>> START Data section

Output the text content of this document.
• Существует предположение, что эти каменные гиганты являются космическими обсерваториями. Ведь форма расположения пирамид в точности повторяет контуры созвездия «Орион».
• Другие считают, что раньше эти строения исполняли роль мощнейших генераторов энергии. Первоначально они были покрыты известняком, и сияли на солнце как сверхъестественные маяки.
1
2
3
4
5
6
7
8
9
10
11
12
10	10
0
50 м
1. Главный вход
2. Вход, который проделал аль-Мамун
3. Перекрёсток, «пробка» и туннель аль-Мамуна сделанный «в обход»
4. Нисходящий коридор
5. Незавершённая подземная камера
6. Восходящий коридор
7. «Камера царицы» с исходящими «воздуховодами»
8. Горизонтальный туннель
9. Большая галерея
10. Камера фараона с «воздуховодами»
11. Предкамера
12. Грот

>> END Data section
>> START Data section

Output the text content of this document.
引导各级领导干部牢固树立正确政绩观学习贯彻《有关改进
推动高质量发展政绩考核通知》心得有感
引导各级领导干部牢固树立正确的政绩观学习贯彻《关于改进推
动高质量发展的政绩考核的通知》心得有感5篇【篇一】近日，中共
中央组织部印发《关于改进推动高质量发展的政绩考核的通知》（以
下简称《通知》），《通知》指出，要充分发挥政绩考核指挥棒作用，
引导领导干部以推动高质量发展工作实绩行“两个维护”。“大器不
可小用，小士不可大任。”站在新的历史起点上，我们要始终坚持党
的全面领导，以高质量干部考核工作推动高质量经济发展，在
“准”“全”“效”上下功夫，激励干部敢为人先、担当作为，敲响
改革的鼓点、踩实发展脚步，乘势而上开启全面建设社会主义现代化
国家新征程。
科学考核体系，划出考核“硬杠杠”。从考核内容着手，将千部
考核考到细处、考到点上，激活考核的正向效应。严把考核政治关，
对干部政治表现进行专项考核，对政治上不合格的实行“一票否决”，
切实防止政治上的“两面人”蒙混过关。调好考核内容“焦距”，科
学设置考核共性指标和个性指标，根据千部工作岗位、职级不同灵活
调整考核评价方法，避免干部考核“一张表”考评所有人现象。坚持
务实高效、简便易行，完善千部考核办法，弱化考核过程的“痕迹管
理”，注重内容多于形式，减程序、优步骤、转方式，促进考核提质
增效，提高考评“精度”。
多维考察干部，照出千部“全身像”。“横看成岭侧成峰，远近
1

>> END Data section

* _What to do_
Working from the listing above, pick out every line that has "воздуховодами" and copy it.

* _Solution for this task_
7. «Камера царицы» с исходящими «воздуховодами»
10. Камера фараона с «воздуховодами»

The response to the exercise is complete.